■ Recorded information
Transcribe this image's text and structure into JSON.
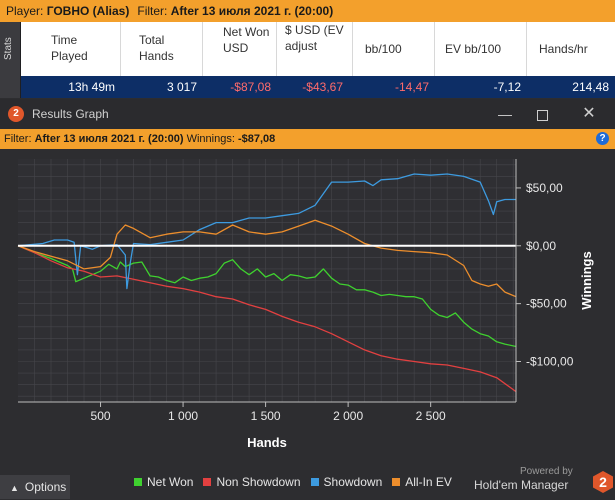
{
  "player_bar": {
    "player_label": "Player:",
    "player_name": "ГОВНО (Alias)",
    "filter_label": "Filter:",
    "filter_value": "After 13 июля 2021 г. (20:00)"
  },
  "stats": {
    "tab_label": "Stats",
    "headers": [
      "Time Played",
      "Total Hands",
      "Net Won USD",
      "$ USD (EV adjust",
      "bb/100",
      "EV bb/100",
      "Hands/hr"
    ],
    "row": {
      "time_played": "13h 49m",
      "total_hands": "3 017",
      "net_won": "-$87,08",
      "ev_adjusted": "-$43,67",
      "bb100": "-14,47",
      "ev_bb100": "-7,12",
      "hands_hr": "214,48"
    }
  },
  "results_window": {
    "title": "Results Graph",
    "badge": "2",
    "filter_label": "Filter:",
    "filter_value": "After 13 июля 2021 г. (20:00)",
    "winnings_label": "Winnings:",
    "winnings_value": "-$87,08",
    "help": "?"
  },
  "chart_data": {
    "type": "line",
    "xlabel": "Hands",
    "ylabel": "Winnings",
    "xlim": [
      0,
      3017
    ],
    "ylim": [
      -135,
      75
    ],
    "x_ticks": [
      500,
      1000,
      1500,
      2000,
      2500
    ],
    "x_tick_labels": [
      "500",
      "1 000",
      "1 500",
      "2 000",
      "2 500"
    ],
    "y_ticks": [
      50,
      0,
      -50,
      -100
    ],
    "y_tick_labels": [
      "$50,00",
      "$0,00",
      "-$50,00",
      "-$100,00"
    ],
    "grid": true,
    "zero_line": true,
    "legend_position": "bottom",
    "series": [
      {
        "name": "Net Won",
        "color": "#3fd12f",
        "points": [
          [
            0,
            0
          ],
          [
            100,
            -6
          ],
          [
            200,
            -11
          ],
          [
            300,
            -17
          ],
          [
            330,
            -20
          ],
          [
            350,
            -31
          ],
          [
            400,
            -28
          ],
          [
            450,
            -25
          ],
          [
            500,
            -22
          ],
          [
            550,
            -16
          ],
          [
            600,
            -20
          ],
          [
            620,
            -14
          ],
          [
            650,
            -18
          ],
          [
            700,
            -15
          ],
          [
            750,
            -14
          ],
          [
            800,
            -26
          ],
          [
            850,
            -27
          ],
          [
            900,
            -30
          ],
          [
            950,
            -32
          ],
          [
            1000,
            -27
          ],
          [
            1050,
            -30
          ],
          [
            1100,
            -28
          ],
          [
            1150,
            -27
          ],
          [
            1200,
            -24
          ],
          [
            1250,
            -15
          ],
          [
            1300,
            -12
          ],
          [
            1350,
            -20
          ],
          [
            1400,
            -25
          ],
          [
            1450,
            -20
          ],
          [
            1500,
            -27
          ],
          [
            1550,
            -24
          ],
          [
            1600,
            -30
          ],
          [
            1650,
            -25
          ],
          [
            1700,
            -26
          ],
          [
            1750,
            -28
          ],
          [
            1800,
            -27
          ],
          [
            1850,
            -20
          ],
          [
            1900,
            -28
          ],
          [
            1950,
            -33
          ],
          [
            2000,
            -34
          ],
          [
            2050,
            -38
          ],
          [
            2100,
            -38
          ],
          [
            2150,
            -40
          ],
          [
            2200,
            -43
          ],
          [
            2250,
            -42
          ],
          [
            2300,
            -43
          ],
          [
            2350,
            -44
          ],
          [
            2400,
            -44
          ],
          [
            2450,
            -46
          ],
          [
            2500,
            -55
          ],
          [
            2550,
            -60
          ],
          [
            2600,
            -62
          ],
          [
            2650,
            -58
          ],
          [
            2700,
            -66
          ],
          [
            2750,
            -72
          ],
          [
            2800,
            -76
          ],
          [
            2850,
            -78
          ],
          [
            2900,
            -83
          ],
          [
            2950,
            -85
          ],
          [
            3017,
            -87
          ]
        ]
      },
      {
        "name": "Non Showdown",
        "color": "#e24040",
        "points": [
          [
            0,
            0
          ],
          [
            100,
            -6
          ],
          [
            200,
            -13
          ],
          [
            300,
            -19
          ],
          [
            400,
            -22
          ],
          [
            500,
            -27
          ],
          [
            600,
            -26
          ],
          [
            700,
            -29
          ],
          [
            800,
            -32
          ],
          [
            900,
            -35
          ],
          [
            1000,
            -37
          ],
          [
            1100,
            -40
          ],
          [
            1200,
            -44
          ],
          [
            1300,
            -46
          ],
          [
            1400,
            -51
          ],
          [
            1500,
            -55
          ],
          [
            1600,
            -61
          ],
          [
            1700,
            -66
          ],
          [
            1800,
            -70
          ],
          [
            1900,
            -76
          ],
          [
            2000,
            -83
          ],
          [
            2100,
            -90
          ],
          [
            2200,
            -95
          ],
          [
            2300,
            -98
          ],
          [
            2400,
            -100
          ],
          [
            2500,
            -102
          ],
          [
            2600,
            -103
          ],
          [
            2700,
            -106
          ],
          [
            2800,
            -109
          ],
          [
            2900,
            -114
          ],
          [
            3017,
            -126
          ]
        ]
      },
      {
        "name": "Showdown",
        "color": "#3d9be0",
        "points": [
          [
            0,
            0
          ],
          [
            150,
            2
          ],
          [
            220,
            5
          ],
          [
            300,
            5
          ],
          [
            340,
            3
          ],
          [
            360,
            -25
          ],
          [
            380,
            0
          ],
          [
            450,
            -3
          ],
          [
            500,
            0
          ],
          [
            600,
            1
          ],
          [
            650,
            -8
          ],
          [
            660,
            -37
          ],
          [
            680,
            -15
          ],
          [
            700,
            2
          ],
          [
            800,
            1
          ],
          [
            900,
            3
          ],
          [
            1000,
            5
          ],
          [
            1100,
            14
          ],
          [
            1200,
            20
          ],
          [
            1300,
            20
          ],
          [
            1400,
            24
          ],
          [
            1500,
            24
          ],
          [
            1600,
            26
          ],
          [
            1700,
            28
          ],
          [
            1800,
            35
          ],
          [
            1900,
            55
          ],
          [
            2000,
            55
          ],
          [
            2100,
            56
          ],
          [
            2150,
            52
          ],
          [
            2200,
            57
          ],
          [
            2300,
            58
          ],
          [
            2400,
            62
          ],
          [
            2500,
            61
          ],
          [
            2600,
            62
          ],
          [
            2700,
            60
          ],
          [
            2800,
            55
          ],
          [
            2850,
            39
          ],
          [
            2880,
            27
          ],
          [
            2900,
            38
          ],
          [
            2950,
            40
          ],
          [
            3017,
            40
          ]
        ]
      },
      {
        "name": "All-In EV",
        "color": "#ed8e2c",
        "points": [
          [
            0,
            0
          ],
          [
            100,
            -5
          ],
          [
            200,
            -9
          ],
          [
            300,
            -13
          ],
          [
            400,
            -20
          ],
          [
            500,
            -18
          ],
          [
            560,
            -10
          ],
          [
            600,
            10
          ],
          [
            650,
            18
          ],
          [
            700,
            15
          ],
          [
            800,
            7
          ],
          [
            900,
            10
          ],
          [
            1000,
            12
          ],
          [
            1100,
            12
          ],
          [
            1200,
            10
          ],
          [
            1300,
            18
          ],
          [
            1400,
            12
          ],
          [
            1500,
            10
          ],
          [
            1600,
            12
          ],
          [
            1700,
            17
          ],
          [
            1800,
            22
          ],
          [
            1900,
            17
          ],
          [
            2000,
            10
          ],
          [
            2100,
            2
          ],
          [
            2200,
            -2
          ],
          [
            2300,
            -4
          ],
          [
            2400,
            -5
          ],
          [
            2500,
            -6
          ],
          [
            2600,
            -8
          ],
          [
            2700,
            -17
          ],
          [
            2750,
            -30
          ],
          [
            2800,
            -33
          ],
          [
            2850,
            -35
          ],
          [
            2900,
            -33
          ],
          [
            2950,
            -40
          ],
          [
            3017,
            -44
          ]
        ]
      }
    ]
  },
  "bottom_bar": {
    "options_label": "Options",
    "powered_by": "Powered by",
    "brand": "Hold'em Manager",
    "brand_logo": "2"
  }
}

■ Written instruction
List the lines that contain the word "After".

■ Answer to this problem
    "filter_value": "After 13 июля 2021 г. (20:00)"
    "filter_value": "After 13 июля 2021 г. (20:00)",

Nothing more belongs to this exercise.